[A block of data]
################

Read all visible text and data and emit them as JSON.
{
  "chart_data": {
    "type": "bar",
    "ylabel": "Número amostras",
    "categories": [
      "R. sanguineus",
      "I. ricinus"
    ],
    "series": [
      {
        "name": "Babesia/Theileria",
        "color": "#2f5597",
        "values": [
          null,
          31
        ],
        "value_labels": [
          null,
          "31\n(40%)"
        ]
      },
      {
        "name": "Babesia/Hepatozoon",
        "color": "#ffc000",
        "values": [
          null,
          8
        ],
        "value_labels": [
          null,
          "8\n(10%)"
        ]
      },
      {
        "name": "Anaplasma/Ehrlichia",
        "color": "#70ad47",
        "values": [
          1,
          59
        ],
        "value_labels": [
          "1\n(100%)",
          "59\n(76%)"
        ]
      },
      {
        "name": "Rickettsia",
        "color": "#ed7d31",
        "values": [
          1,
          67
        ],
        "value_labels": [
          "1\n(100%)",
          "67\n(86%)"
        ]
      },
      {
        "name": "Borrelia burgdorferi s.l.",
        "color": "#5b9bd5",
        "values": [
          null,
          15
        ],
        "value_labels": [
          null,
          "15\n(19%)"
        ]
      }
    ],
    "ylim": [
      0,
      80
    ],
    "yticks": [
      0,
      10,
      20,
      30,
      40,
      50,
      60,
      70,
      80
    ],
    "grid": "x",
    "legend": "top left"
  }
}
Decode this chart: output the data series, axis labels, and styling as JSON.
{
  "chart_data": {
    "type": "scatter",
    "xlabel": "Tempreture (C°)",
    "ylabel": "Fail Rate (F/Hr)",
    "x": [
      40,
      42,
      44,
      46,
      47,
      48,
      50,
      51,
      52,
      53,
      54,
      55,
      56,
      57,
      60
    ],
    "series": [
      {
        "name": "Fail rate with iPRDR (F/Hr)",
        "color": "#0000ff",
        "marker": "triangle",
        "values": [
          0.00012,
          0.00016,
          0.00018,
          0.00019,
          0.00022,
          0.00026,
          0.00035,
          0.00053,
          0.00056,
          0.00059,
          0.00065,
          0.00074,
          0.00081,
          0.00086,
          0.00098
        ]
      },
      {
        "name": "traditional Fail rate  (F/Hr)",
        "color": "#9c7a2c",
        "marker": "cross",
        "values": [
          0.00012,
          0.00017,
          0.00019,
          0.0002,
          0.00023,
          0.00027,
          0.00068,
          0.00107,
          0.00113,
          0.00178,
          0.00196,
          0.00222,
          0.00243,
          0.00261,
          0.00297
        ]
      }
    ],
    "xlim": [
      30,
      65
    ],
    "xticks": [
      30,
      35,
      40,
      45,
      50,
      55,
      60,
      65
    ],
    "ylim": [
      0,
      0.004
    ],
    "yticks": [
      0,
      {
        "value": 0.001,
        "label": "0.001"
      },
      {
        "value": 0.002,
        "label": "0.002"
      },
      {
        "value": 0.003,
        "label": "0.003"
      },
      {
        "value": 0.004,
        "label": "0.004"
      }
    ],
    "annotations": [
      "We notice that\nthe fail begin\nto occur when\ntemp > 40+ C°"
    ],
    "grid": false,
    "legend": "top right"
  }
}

################

- TASK PROMPT
In the entries above, identify every line with the string "name".

- TASK OUTPUT
        "name": "Babesia/Theileria",
        "name": "Babesia/Hepatozoon",
        "name": "Anaplasma/Ehrlichia",
        "name": "Rickettsia",
        "name": "Borrelia burgdorferi s.l.",
        "name": "Fail rate with iPRDR (F/Hr)",
        "name": "traditional Fail rate  (F/Hr)",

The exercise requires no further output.